> [Description of the task]: Quote word for word the lines starting at the line with "Give me the" and ending at the final line of the entries. Leave out any pictures.

Dataset records:
+--

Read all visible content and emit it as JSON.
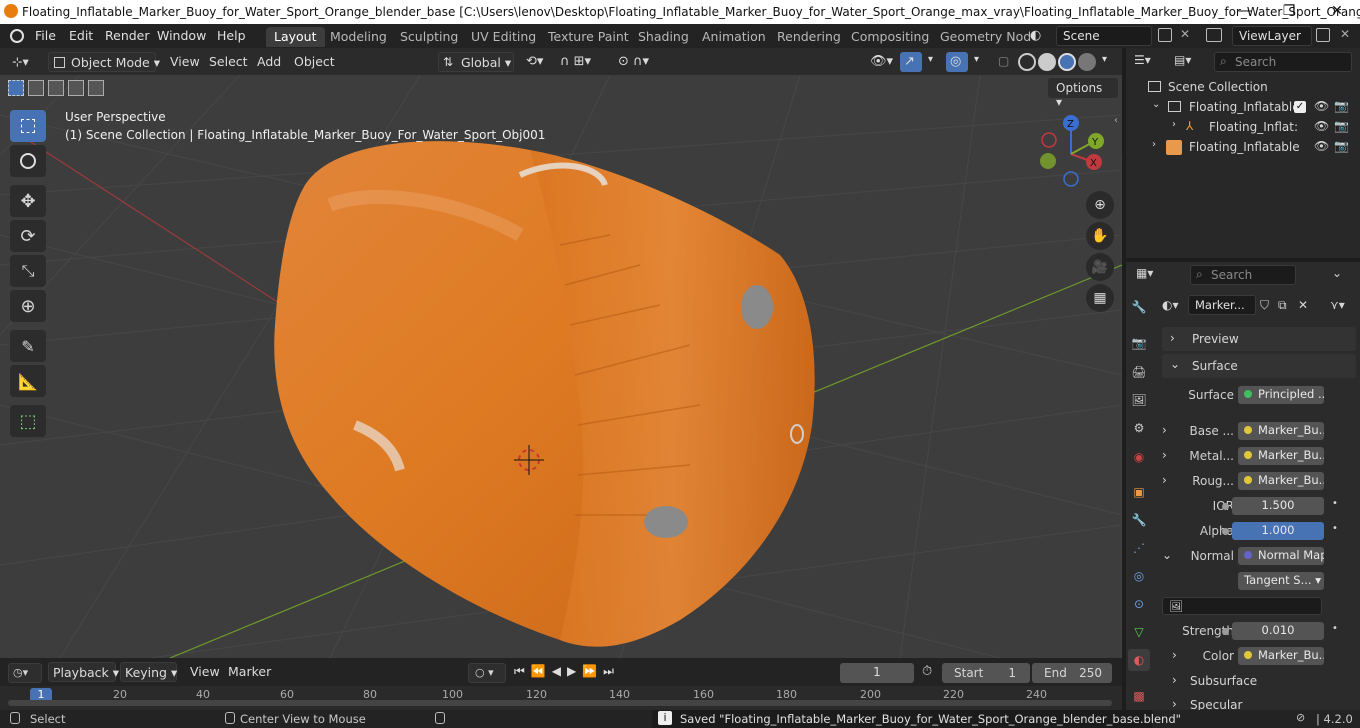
{
  "window": {
    "title": "Floating_Inflatable_Marker_Buoy_for_Water_Sport_Orange_blender_base [C:\\Users\\lenov\\Desktop\\Floating_Inflatable_Marker_Buoy_for_Water_Sport_Orange_max_vray\\Floating_Inflatable_Marker_Buoy_for_Water_Sport_Orange...",
    "minimize": "—",
    "maximize": "❐",
    "close": "✕"
  },
  "menu": {
    "file": "File",
    "edit": "Edit",
    "render": "Render",
    "window": "Window",
    "help": "Help"
  },
  "workspaces": [
    "Layout",
    "Modeling",
    "Sculpting",
    "UV Editing",
    "Texture Paint",
    "Shading",
    "Animation",
    "Rendering",
    "Compositing",
    "Geometry Nod"
  ],
  "scene": {
    "name": "Scene",
    "view_layer": "ViewLayer"
  },
  "viewport_header": {
    "mode": "Object Mode",
    "view": "View",
    "select": "Select",
    "add": "Add",
    "object": "Object",
    "orientation": "Global",
    "options": "Options"
  },
  "viewport": {
    "perspective": "User Perspective",
    "collection_info": "(1) Scene Collection | Floating_Inflatable_Marker_Buoy_For_Water_Sport_Obj001",
    "gizmo": {
      "x": "X",
      "y": "Y",
      "z": "Z"
    },
    "colors": {
      "bg": "#3d3d3d",
      "grid": "#4a4a4a",
      "x_axis": "#9b3a3a",
      "y_axis": "#6f9a2b",
      "buoy": "#e07f25"
    }
  },
  "outliner": {
    "search_placeholder": "Search",
    "root": "Scene Collection",
    "items": [
      {
        "label": "Floating_Inflatable"
      },
      {
        "label": "Floating_Inflat:"
      },
      {
        "label": "Floating_Inflatable"
      }
    ]
  },
  "properties": {
    "search_placeholder": "Search",
    "material_name": "Marker...",
    "sections": {
      "preview": "Preview",
      "surface": "Surface",
      "subsurface": "Subsurface",
      "specular": "Specular"
    },
    "rows": [
      {
        "label": "Surface",
        "value": "Principled ...",
        "socket": "#3fbf5f"
      },
      {
        "label": "Base ...",
        "value": "Marker_Bu...",
        "socket": "#e0c73a",
        "expand": true
      },
      {
        "label": "Metal...",
        "value": "Marker_Bu...",
        "socket": "#e0c73a",
        "expand": true
      },
      {
        "label": "Roug...",
        "value": "Marker_Bu...",
        "socket": "#e0c73a",
        "expand": true
      },
      {
        "label": "IOR",
        "value": "1.500",
        "socket": "#8a8a8a",
        "num": true
      },
      {
        "label": "Alpha",
        "value": "1.000",
        "socket": "#8a8a8a",
        "num": true,
        "blue": true
      },
      {
        "label": "Normal",
        "value": "Normal Map",
        "socket": "#6464c8",
        "expand": true
      },
      {
        "label": "",
        "value": "Tangent S...",
        "dropdown": true
      },
      {
        "label": "",
        "value": "",
        "image": true
      },
      {
        "label": "Strength",
        "value": "0.010",
        "socket": "#8a8a8a",
        "num": true
      },
      {
        "label": "Color",
        "value": "Marker_Bu...",
        "socket": "#e0c73a",
        "expand": true
      }
    ]
  },
  "timeline": {
    "playback": "Playback",
    "keying": "Keying",
    "view": "View",
    "marker": "Marker",
    "current_frame": "1",
    "start_label": "Start",
    "start": "1",
    "end_label": "End",
    "end": "250",
    "ticks": [
      "1",
      "20",
      "40",
      "60",
      "80",
      "100",
      "120",
      "140",
      "160",
      "180",
      "200",
      "220",
      "240"
    ]
  },
  "status": {
    "select": "Select",
    "center": "Center View to Mouse",
    "message": "Saved \"Floating_Inflatable_Marker_Buoy_for_Water_Sport_Orange_blender_base.blend\"",
    "version": "4.2.0"
  }
}
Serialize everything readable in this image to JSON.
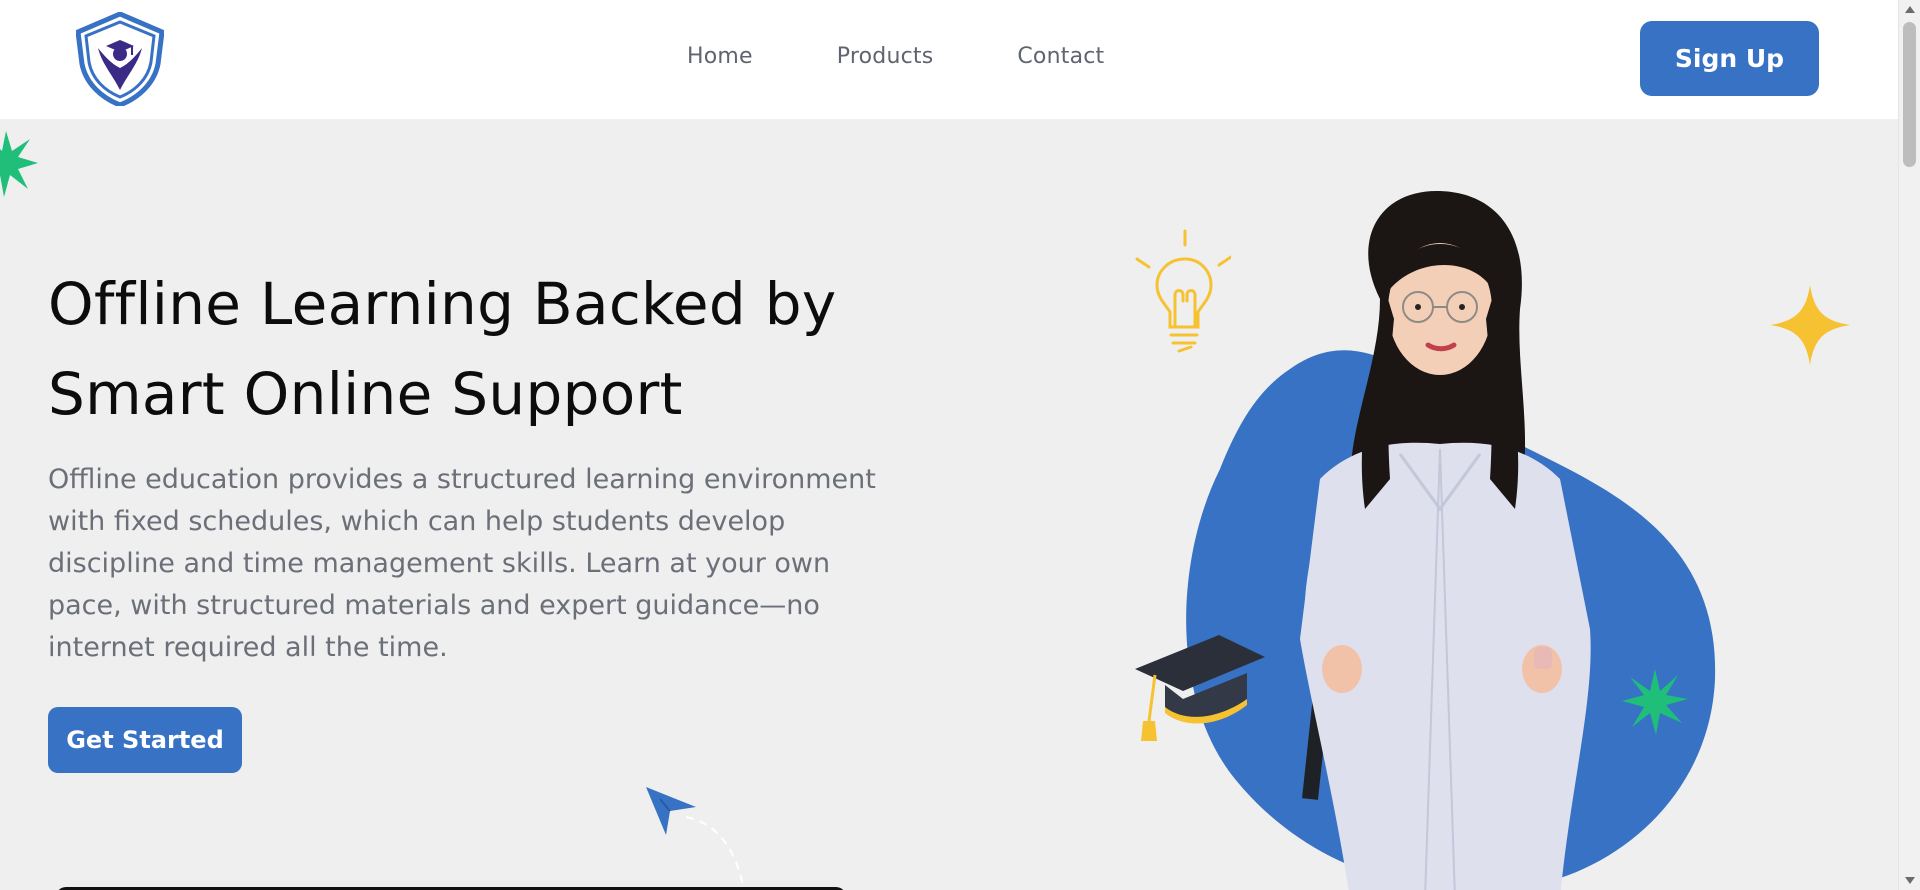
{
  "nav": {
    "logo_icon": "graduate-shield-logo",
    "links": [
      {
        "label": "Home"
      },
      {
        "label": "Products"
      },
      {
        "label": "Contact"
      }
    ],
    "signup_label": "Sign Up"
  },
  "hero": {
    "title_line1": "Offline Learning Backed by",
    "title_line2": "Smart Online Support",
    "description": "Offline education provides a structured learning environment with fixed schedules, which can help students develop discipline and time management skills. Learn at your own pace, with structured materials and expert guidance—no internet required all the time.",
    "cta_label": "Get Started",
    "image_subject": "student-with-backpack",
    "decorations": [
      "green-starburst-icon",
      "lightbulb-icon",
      "yellow-sparkle-icon",
      "graduation-cap-icon",
      "paper-plane-icon"
    ]
  },
  "colors": {
    "primary": "#3872c4",
    "accent_green": "#1fbf7a",
    "accent_yellow": "#f6c232",
    "background": "#efefef",
    "header": "#ffffff",
    "heading_text": "#0c0c0c",
    "body_text": "#6b6f78"
  }
}
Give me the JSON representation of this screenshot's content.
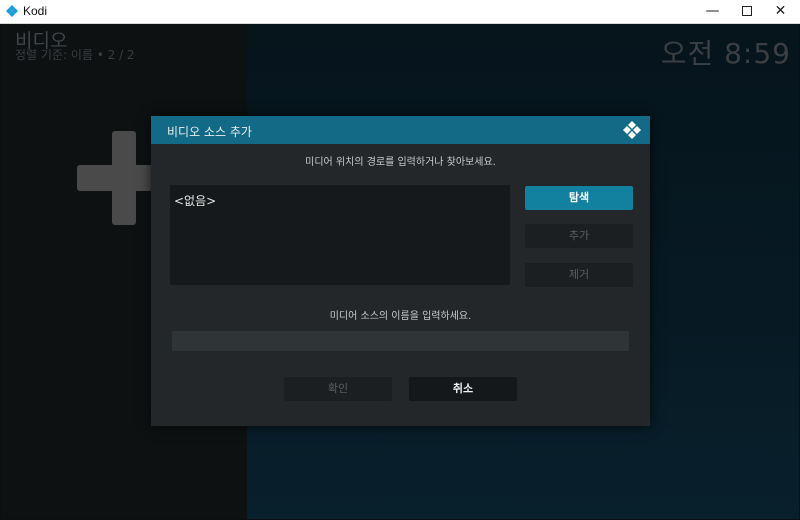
{
  "window": {
    "title": "Kodi",
    "minimize": "—",
    "close": "✕"
  },
  "header": {
    "title": "비디오",
    "subtitle": "정렬 기준: 이름  •  2 / 2",
    "clock": "오전 8:59"
  },
  "dialog": {
    "title": "비디오 소스 추가",
    "path_prompt": "미디어 위치의 경로를 입력하거나 찾아보세요.",
    "paths": [
      "<없음>"
    ],
    "browse_label": "탐색",
    "add_label": "추가",
    "remove_label": "제거",
    "name_prompt": "미디어 소스의 이름을 입력하세요.",
    "name_value": "",
    "ok_label": "확인",
    "cancel_label": "취소"
  },
  "colors": {
    "accent": "#12809f",
    "header_bar": "#136a86",
    "dialog_bg": "#232729"
  },
  "icons": {
    "app_logo": "kodi-logo-icon",
    "add_source": "plus-icon"
  }
}
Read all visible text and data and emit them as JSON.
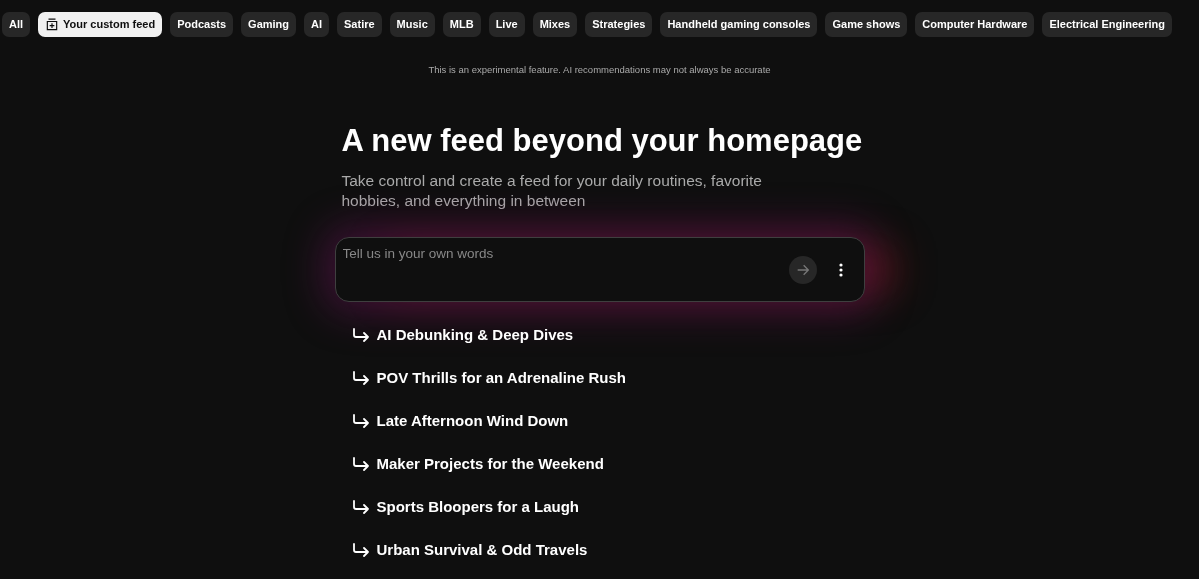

+--

> [The answer]:
Give me the JSON representation of this screenshot's content.
{
  "window": {
    "title": "Kodi",
    "minimize": "—",
    "close": "✕"
  },
  "header": {
    "title": "비디오",
    "subtitle": "정렬 기준: 이름  •  2 / 2",
    "clock": "오전 8:59"
  },
  "dialog": {
    "title": "비디오 소스 추가",
    "path_prompt": "미디어 위치의 경로를 입력하거나 찾아보세요.",
    "paths": [
      "<없음>"
    ],
    "browse_label": "탐색",
    "add_label": "추가",
    "remove_label": "제거",
    "name_prompt": "미디어 소스의 이름을 입력하세요.",
    "name_value": "",
    "ok_label": "확인",
    "cancel_label": "취소"
  },
  "colors": {
    "accent": "#12809f",
    "header_bar": "#136a86",
    "dialog_bg": "#232729"
  },
  "icons": {
    "app_logo": "kodi-logo-icon",
    "add_source": "plus-icon"
  }
}
Read all visible text and data and emit them as JSON.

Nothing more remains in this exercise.